====== Input material
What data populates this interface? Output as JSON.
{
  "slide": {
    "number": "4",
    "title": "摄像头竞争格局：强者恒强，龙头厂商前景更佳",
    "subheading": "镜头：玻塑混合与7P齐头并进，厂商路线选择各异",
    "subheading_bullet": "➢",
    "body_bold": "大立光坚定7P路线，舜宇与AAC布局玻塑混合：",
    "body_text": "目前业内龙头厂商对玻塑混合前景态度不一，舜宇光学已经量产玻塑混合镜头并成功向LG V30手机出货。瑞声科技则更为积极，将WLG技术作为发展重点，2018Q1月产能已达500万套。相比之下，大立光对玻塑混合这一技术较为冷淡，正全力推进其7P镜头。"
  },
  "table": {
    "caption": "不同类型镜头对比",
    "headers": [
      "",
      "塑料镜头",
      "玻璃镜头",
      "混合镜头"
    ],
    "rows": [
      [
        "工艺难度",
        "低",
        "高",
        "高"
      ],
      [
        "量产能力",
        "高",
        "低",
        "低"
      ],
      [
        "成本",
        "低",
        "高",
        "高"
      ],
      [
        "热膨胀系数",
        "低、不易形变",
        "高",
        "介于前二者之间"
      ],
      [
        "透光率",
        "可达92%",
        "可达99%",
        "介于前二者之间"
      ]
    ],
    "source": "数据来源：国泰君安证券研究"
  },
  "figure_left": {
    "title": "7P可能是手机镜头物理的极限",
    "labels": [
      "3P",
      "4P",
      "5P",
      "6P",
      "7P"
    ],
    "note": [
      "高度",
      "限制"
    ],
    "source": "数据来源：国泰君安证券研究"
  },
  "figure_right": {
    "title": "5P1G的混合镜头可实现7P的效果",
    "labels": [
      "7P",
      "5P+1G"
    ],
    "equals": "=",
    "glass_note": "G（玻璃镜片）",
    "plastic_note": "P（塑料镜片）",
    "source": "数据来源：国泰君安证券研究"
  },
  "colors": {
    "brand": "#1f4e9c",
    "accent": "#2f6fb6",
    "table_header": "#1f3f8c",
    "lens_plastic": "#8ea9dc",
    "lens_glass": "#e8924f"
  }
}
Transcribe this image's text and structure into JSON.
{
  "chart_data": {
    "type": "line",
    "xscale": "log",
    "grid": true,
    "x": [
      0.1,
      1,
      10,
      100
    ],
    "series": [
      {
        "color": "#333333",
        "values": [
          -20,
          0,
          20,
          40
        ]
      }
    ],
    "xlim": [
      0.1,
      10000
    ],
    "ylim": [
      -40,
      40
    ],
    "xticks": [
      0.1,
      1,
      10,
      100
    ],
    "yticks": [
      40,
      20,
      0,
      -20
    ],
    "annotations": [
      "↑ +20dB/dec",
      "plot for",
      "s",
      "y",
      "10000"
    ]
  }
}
============
## Task to complete
Would you copy out each line exactly as written?

## Response
What data populates this interface? Output as JSON.
{
  "slide": {
    "number": "4",
    "title": "摄像头竞争格局：强者恒强，龙头厂商前景更佳",
    "subheading": "镜头：玻塑混合与7P齐头并进，厂商路线选择各异",
    "subheading_bullet": "➢",
    "body_bold": "大立光坚定7P路线，舜宇与AAC布局玻塑混合：",
    "body_text": "目前业内龙头厂商对玻塑混合前景态度不一，舜宇光学已经量产玻塑混合镜头并成功向LG V30手机出货。瑞声科技则更为积极，将WLG技术作为发展重点，2018Q1月产能已达500万套。相比之下，大立光对玻塑混合这一技术较为冷淡，正全力推进其7P镜头。"
  },
  "table": {
    "caption": "不同类型镜头对比",
    "headers": [
      "",
      "塑料镜头",
      "玻璃镜头",
      "混合镜头"
    ],
    "rows": [
      [
        "工艺难度",
        "低",
        "高",
        "高"
      ],
      [
        "量产能力",
        "高",
        "低",
        "低"
      ],
      [
        "成本",
        "低",
        "高",
        "高"
      ],
      [
        "热膨胀系数",
        "低、不易形变",
        "高",
        "介于前二者之间"
      ],
      [
        "透光率",
        "可达92%",
        "可达99%",
        "介于前二者之间"
      ]
    ],
    "source": "数据来源：国泰君安证券研究"
  },
  "figure_left": {
    "title": "7P可能是手机镜头物理的极限",
    "labels": [
      "3P",
      "4P",
      "5P",
      "6P",
      "7P"
    ],
    "note": [
      "高度",
      "限制"
    ],
    "source": "数据来源：国泰君安证券研究"
  },
  "figure_right": {
    "title": "5P1G的混合镜头可实现7P的效果",
    "labels": [
      "7P",
      "5P+1G"
    ],
    "equals": "=",
    "glass_note": "G（玻璃镜片）",
    "plastic_note": "P（塑料镜片）",
    "source": "数据来源：国泰君安证券研究"
  },
  "colors": {
    "brand": "#1f4e9c",
    "accent": "#2f6fb6",
    "table_header": "#1f3f8c",
    "lens_plastic": "#8ea9dc",
    "lens_glass": "#e8924f"
  }
}
Transcribe this image's text and structure into JSON.
{
  "chart_data": {
    "type": "line",
    "xscale": "log",
    "grid": true,
    "x": [
      0.1,
      1,
      10,
      100
    ],
    "series": [
      {
        "color": "#333333",
        "values": [
          -20,
          0,
          20,
          40
        ]
      }
    ],
    "xlim": [
      0.1,
      10000
    ],
    "ylim": [
      -40,
      40
    ],
    "xticks": [
      0.1,
      1,
      10,
      100
    ],
    "yticks": [
      40,
      20,
      0,
      -20
    ],
    "annotations": [
      "↑ +20dB/dec",
      "plot for",
      "s",
      "y",
      "10000"
    ]
  }
}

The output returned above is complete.